» **Directions**
Write out the records below verbatim, from their first line through the line containing "intro-paragraph-1 [68,512,740,556]", including both.

## START Data extract

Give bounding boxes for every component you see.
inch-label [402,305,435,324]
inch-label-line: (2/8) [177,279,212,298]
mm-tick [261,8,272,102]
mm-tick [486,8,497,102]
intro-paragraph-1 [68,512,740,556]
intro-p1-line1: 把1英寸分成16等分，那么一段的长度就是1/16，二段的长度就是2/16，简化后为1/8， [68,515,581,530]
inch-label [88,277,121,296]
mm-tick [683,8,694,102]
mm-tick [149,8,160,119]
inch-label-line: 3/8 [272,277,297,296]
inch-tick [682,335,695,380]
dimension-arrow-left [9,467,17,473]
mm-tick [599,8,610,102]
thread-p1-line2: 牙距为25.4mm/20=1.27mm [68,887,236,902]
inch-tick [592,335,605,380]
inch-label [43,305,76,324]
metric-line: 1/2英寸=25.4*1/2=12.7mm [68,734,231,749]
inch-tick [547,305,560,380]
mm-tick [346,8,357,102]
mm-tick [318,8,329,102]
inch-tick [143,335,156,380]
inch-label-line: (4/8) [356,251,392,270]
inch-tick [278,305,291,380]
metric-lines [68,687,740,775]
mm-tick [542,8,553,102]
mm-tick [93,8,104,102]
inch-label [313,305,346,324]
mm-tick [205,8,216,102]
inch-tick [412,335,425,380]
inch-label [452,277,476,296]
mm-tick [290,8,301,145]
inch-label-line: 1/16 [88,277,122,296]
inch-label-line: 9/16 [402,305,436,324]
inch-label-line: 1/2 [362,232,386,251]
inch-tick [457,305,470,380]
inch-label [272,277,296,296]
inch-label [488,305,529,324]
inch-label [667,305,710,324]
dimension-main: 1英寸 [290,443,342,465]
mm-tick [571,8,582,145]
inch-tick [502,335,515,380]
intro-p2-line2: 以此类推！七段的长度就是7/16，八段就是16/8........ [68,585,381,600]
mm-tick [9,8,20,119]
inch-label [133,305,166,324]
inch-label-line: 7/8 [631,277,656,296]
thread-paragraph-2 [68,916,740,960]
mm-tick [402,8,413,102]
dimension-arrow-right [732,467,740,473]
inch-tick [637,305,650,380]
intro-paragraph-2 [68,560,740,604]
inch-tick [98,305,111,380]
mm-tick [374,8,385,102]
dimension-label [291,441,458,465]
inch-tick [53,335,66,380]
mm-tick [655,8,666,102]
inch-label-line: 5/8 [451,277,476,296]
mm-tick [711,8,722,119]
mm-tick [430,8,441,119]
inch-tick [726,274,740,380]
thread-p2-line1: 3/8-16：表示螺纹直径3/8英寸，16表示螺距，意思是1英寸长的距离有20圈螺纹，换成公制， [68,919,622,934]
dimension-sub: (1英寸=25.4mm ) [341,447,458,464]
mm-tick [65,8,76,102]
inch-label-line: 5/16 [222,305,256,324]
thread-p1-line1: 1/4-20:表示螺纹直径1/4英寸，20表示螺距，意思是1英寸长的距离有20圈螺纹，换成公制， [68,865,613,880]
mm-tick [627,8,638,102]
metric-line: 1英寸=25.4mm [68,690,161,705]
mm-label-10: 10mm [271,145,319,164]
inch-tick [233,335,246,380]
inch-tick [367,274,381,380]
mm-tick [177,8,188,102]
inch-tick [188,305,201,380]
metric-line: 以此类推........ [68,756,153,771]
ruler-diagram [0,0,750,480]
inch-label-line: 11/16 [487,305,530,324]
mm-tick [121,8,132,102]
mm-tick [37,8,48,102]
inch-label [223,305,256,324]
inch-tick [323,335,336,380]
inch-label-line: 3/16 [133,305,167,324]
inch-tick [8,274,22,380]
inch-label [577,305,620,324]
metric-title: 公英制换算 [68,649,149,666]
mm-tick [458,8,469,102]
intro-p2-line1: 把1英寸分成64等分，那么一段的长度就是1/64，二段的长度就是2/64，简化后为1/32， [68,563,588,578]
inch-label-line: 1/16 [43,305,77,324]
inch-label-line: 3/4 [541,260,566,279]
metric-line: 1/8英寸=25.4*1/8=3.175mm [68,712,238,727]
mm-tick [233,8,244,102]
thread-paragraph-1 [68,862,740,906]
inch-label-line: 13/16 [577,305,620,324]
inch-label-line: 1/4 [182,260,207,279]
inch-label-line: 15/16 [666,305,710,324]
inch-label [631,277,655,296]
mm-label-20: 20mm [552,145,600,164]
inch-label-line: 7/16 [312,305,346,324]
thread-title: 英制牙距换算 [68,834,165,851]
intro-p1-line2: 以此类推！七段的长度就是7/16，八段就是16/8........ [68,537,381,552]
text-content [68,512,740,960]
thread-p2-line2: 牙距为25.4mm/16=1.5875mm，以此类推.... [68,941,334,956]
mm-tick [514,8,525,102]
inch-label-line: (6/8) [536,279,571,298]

## END Data extract

» **Written answer**
Give bounding boxes for every component you see.
inch-label [402,305,435,324]
inch-label-line: (2/8) [177,279,212,298]
mm-tick [261,8,272,102]
mm-tick [486,8,497,102]
intro-paragraph-1 [68,512,740,556]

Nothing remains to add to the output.